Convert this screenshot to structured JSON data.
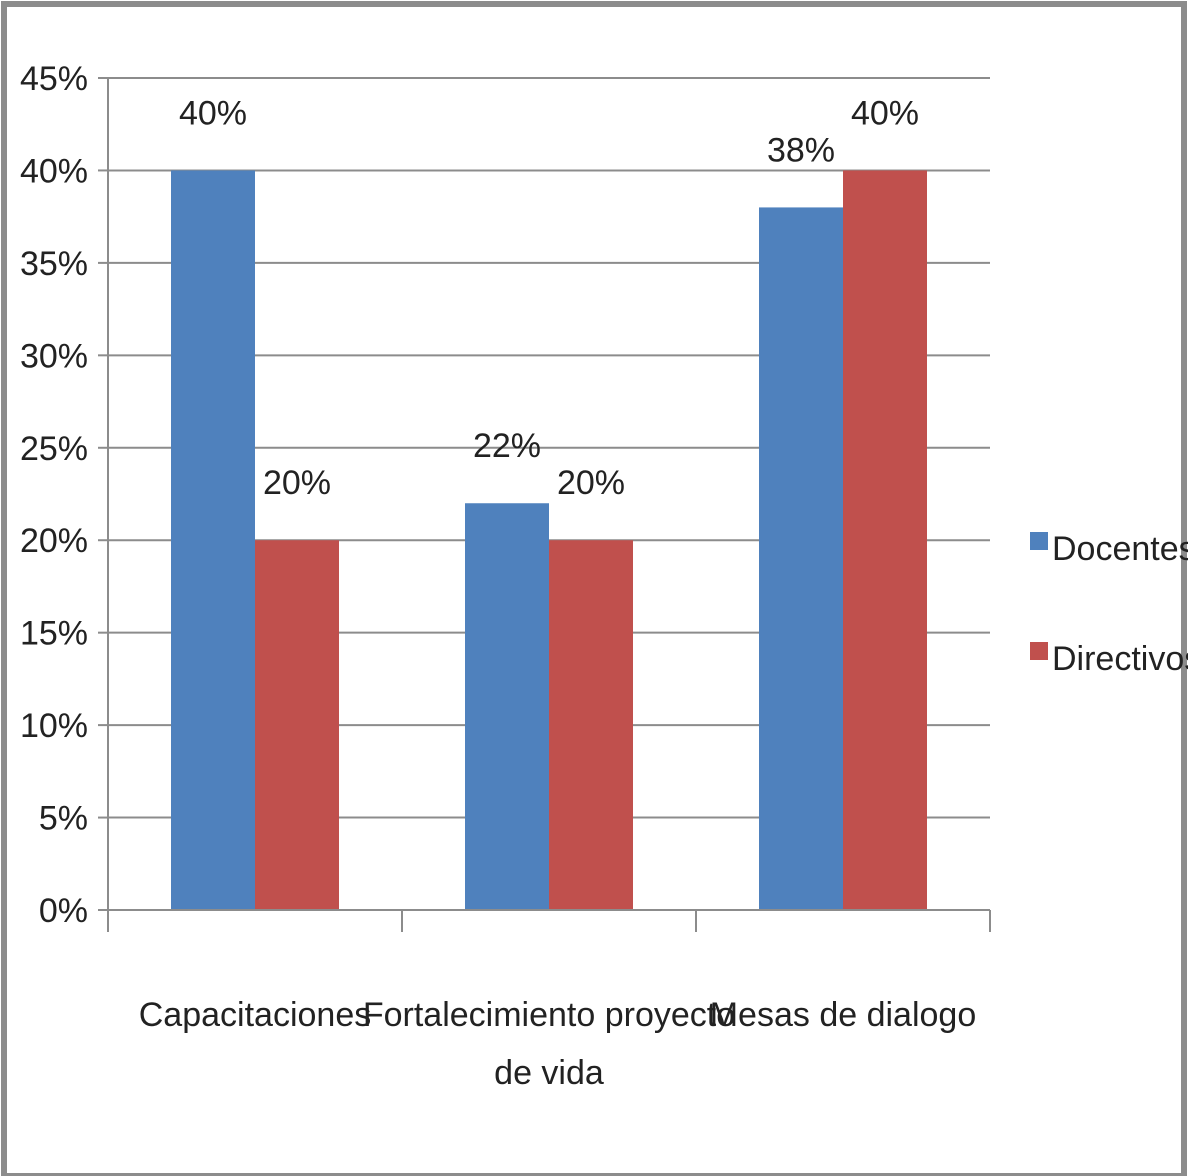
{
  "chart_data": {
    "type": "bar",
    "categories": [
      "Capacitaciones",
      "Fortalecimiento proyecto de vida",
      "Mesas de dialogo"
    ],
    "category_label_lines": [
      [
        "Capacitaciones"
      ],
      [
        "Fortalecimiento proyecto",
        "de vida"
      ],
      [
        "Mesas de dialogo"
      ]
    ],
    "series": [
      {
        "name": "Docentes",
        "values": [
          40,
          22,
          38
        ],
        "labels": [
          "40%",
          "22%",
          "38%"
        ],
        "color": "#4f81bd"
      },
      {
        "name": "Directivos",
        "values": [
          20,
          20,
          40
        ],
        "labels": [
          "20%",
          "20%",
          "40%"
        ],
        "color": "#c0504d"
      }
    ],
    "ylim": [
      0,
      45
    ],
    "yticks": [
      0,
      5,
      10,
      15,
      20,
      25,
      30,
      35,
      40,
      45
    ],
    "ytick_labels": [
      "0%",
      "5%",
      "10%",
      "15%",
      "20%",
      "25%",
      "30%",
      "35%",
      "40%",
      "45%"
    ],
    "grid": true,
    "legend_position": "right",
    "title": "",
    "xlabel": "",
    "ylabel": ""
  }
}
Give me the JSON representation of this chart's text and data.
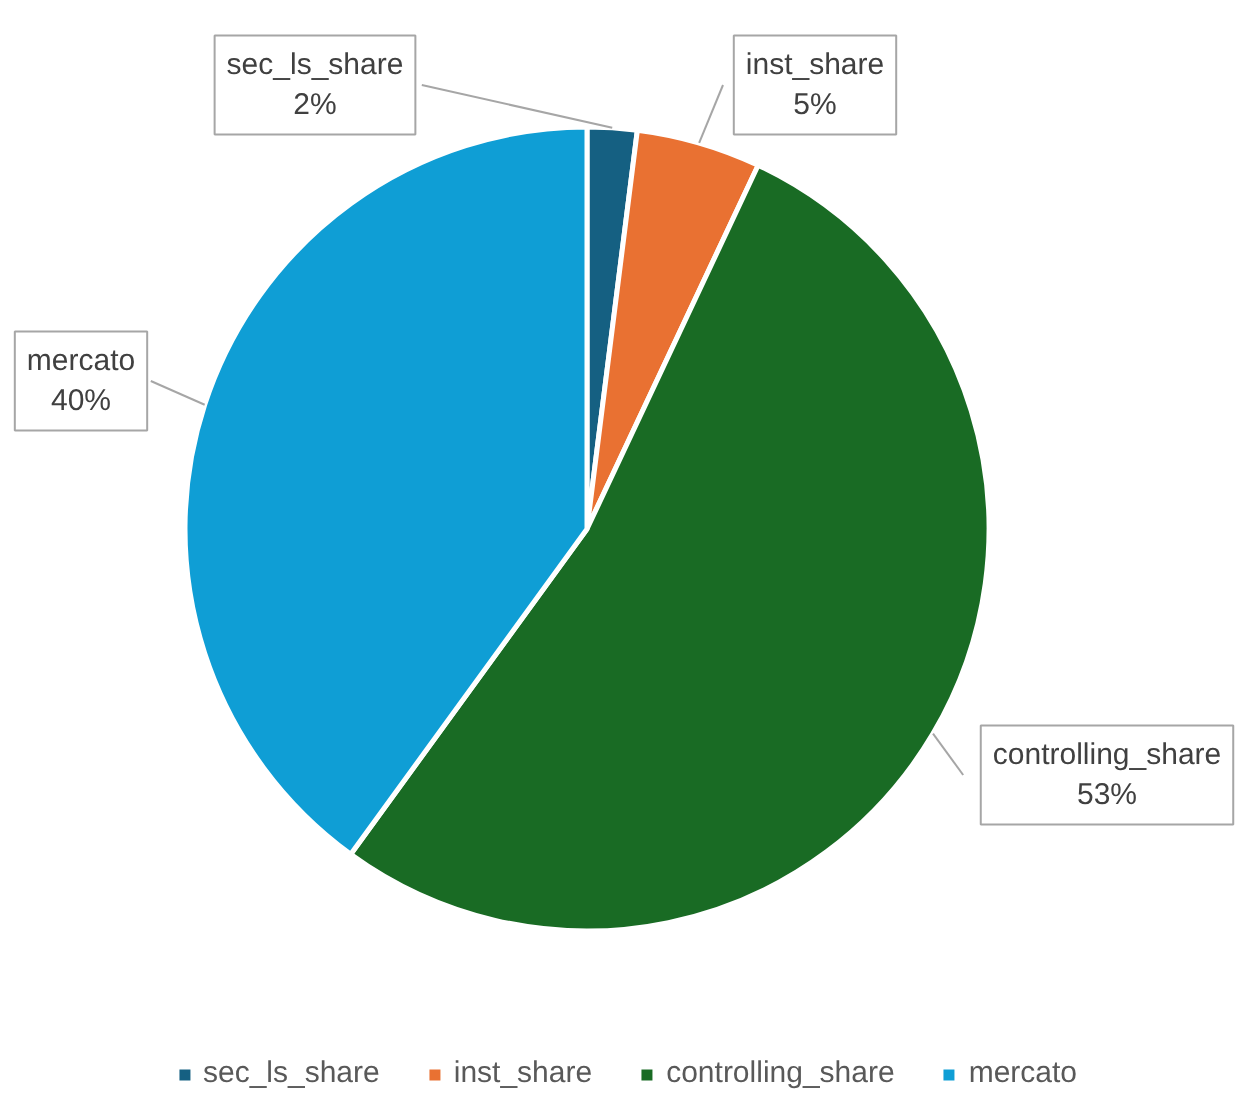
{
  "chart_data": {
    "type": "pie",
    "categories": [
      "sec_ls_share",
      "inst_share",
      "controlling_share",
      "mercato"
    ],
    "values": [
      2,
      5,
      53,
      40
    ],
    "colors": [
      "#156082",
      "#e97132",
      "#196b24",
      "#0f9ed5"
    ],
    "value_labels": [
      "2%",
      "5%",
      "53%",
      "40%"
    ],
    "legend": "bottom"
  }
}
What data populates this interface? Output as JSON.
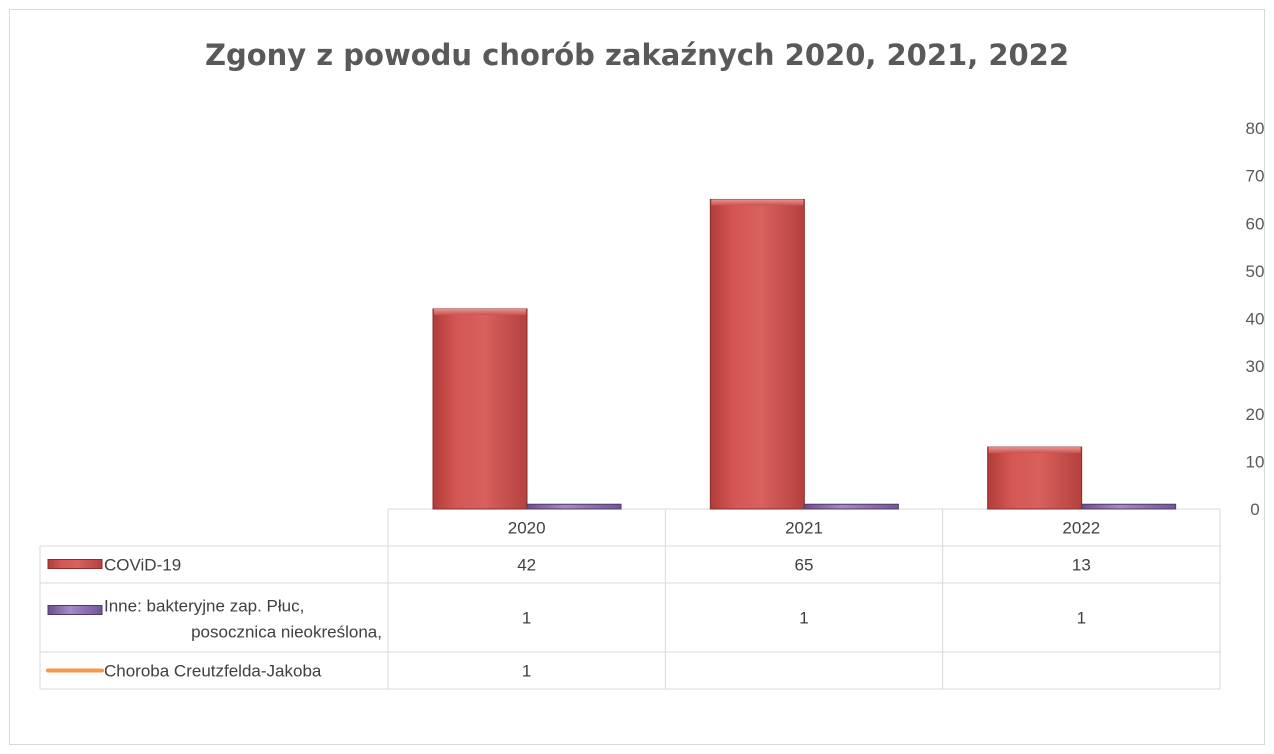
{
  "chart_data": {
    "type": "bar",
    "title": "Zgony z powodu chorób zakaźnych 2020, 2021, 2022",
    "categories": [
      "2020",
      "2021",
      "2022"
    ],
    "ylim": [
      0,
      80
    ],
    "yticks": [
      0,
      10,
      20,
      30,
      40,
      50,
      60,
      70,
      80
    ],
    "grid": false,
    "legend": "data-table",
    "series": [
      {
        "name": "COViD-19",
        "label_lines": [
          "COViD-19"
        ],
        "values": [
          42,
          65,
          13
        ],
        "labels": [
          "42",
          "65",
          "13"
        ],
        "color": "#c0504d",
        "kind": "bar"
      },
      {
        "name": "Inne: bakteryjne zap. Płuc, posocznica nieokreślona,",
        "label_lines": [
          "Inne: bakteryjne zap. Płuc,",
          "posocznica nieokreślona,"
        ],
        "values": [
          1,
          1,
          1
        ],
        "labels": [
          "1",
          "1",
          "1"
        ],
        "color": "#8064a2",
        "kind": "bar"
      },
      {
        "name": "Choroba Creutzfelda-Jakoba",
        "label_lines": [
          "Choroba Creutzfelda-Jakoba"
        ],
        "values": [
          1,
          null,
          null
        ],
        "labels": [
          "1",
          "",
          ""
        ],
        "color": "#f79646",
        "kind": "line"
      }
    ]
  }
}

#### DO THIS:
Transcribe the whole listing exactly. Pictures are excluded.

#### RESPONSE TO THIS TASK:
Convert this screenshot to structured JSON data.
{
  "chart_data": {
    "type": "bar",
    "categories": [
      "Capacitaciones",
      "Fortalecimiento proyecto de vida",
      "Mesas de dialogo"
    ],
    "category_label_lines": [
      [
        "Capacitaciones"
      ],
      [
        "Fortalecimiento proyecto",
        "de vida"
      ],
      [
        "Mesas de dialogo"
      ]
    ],
    "series": [
      {
        "name": "Docentes",
        "values": [
          40,
          22,
          38
        ],
        "labels": [
          "40%",
          "22%",
          "38%"
        ],
        "color": "#4f81bd"
      },
      {
        "name": "Directivos",
        "values": [
          20,
          20,
          40
        ],
        "labels": [
          "20%",
          "20%",
          "40%"
        ],
        "color": "#c0504d"
      }
    ],
    "ylim": [
      0,
      45
    ],
    "yticks": [
      0,
      5,
      10,
      15,
      20,
      25,
      30,
      35,
      40,
      45
    ],
    "ytick_labels": [
      "0%",
      "5%",
      "10%",
      "15%",
      "20%",
      "25%",
      "30%",
      "35%",
      "40%",
      "45%"
    ],
    "grid": true,
    "legend_position": "right",
    "title": "",
    "xlabel": "",
    "ylabel": ""
  }
}
Give me the JSON representation of this chart's text and data.
{
  "chart_data": {
    "type": "pie",
    "categories": [
      "sec_ls_share",
      "inst_share",
      "controlling_share",
      "mercato"
    ],
    "values": [
      2,
      5,
      53,
      40
    ],
    "colors": [
      "#156082",
      "#e97132",
      "#196b24",
      "#0f9ed5"
    ],
    "value_labels": [
      "2%",
      "5%",
      "53%",
      "40%"
    ],
    "legend": "bottom"
  }
}
What data populates this interface? Output as JSON.
{
  "chart_data": {
    "type": "bar",
    "title": "Zgony z powodu chorób zakaźnych 2020, 2021, 2022",
    "categories": [
      "2020",
      "2021",
      "2022"
    ],
    "ylim": [
      0,
      80
    ],
    "yticks": [
      0,
      10,
      20,
      30,
      40,
      50,
      60,
      70,
      80
    ],
    "grid": false,
    "legend": "data-table",
    "series": [
      {
        "name": "COViD-19",
        "label_lines": [
          "COViD-19"
        ],
        "values": [
          42,
          65,
          13
        ],
        "labels": [
          "42",
          "65",
          "13"
        ],
        "color": "#c0504d",
        "kind": "bar"
      },
      {
        "name": "Inne: bakteryjne zap. Płuc, posocznica nieokreślona,",
        "label_lines": [
          "Inne: bakteryjne zap. Płuc,",
          "posocznica nieokreślona,"
        ],
        "values": [
          1,
          1,
          1
        ],
        "labels": [
          "1",
          "1",
          "1"
        ],
        "color": "#8064a2",
        "kind": "bar"
      },
      {
        "name": "Choroba Creutzfelda-Jakoba",
        "label_lines": [
          "Choroba Creutzfelda-Jakoba"
        ],
        "values": [
          1,
          null,
          null
        ],
        "labels": [
          "1",
          "",
          ""
        ],
        "color": "#f79646",
        "kind": "line"
      }
    ]
  }
}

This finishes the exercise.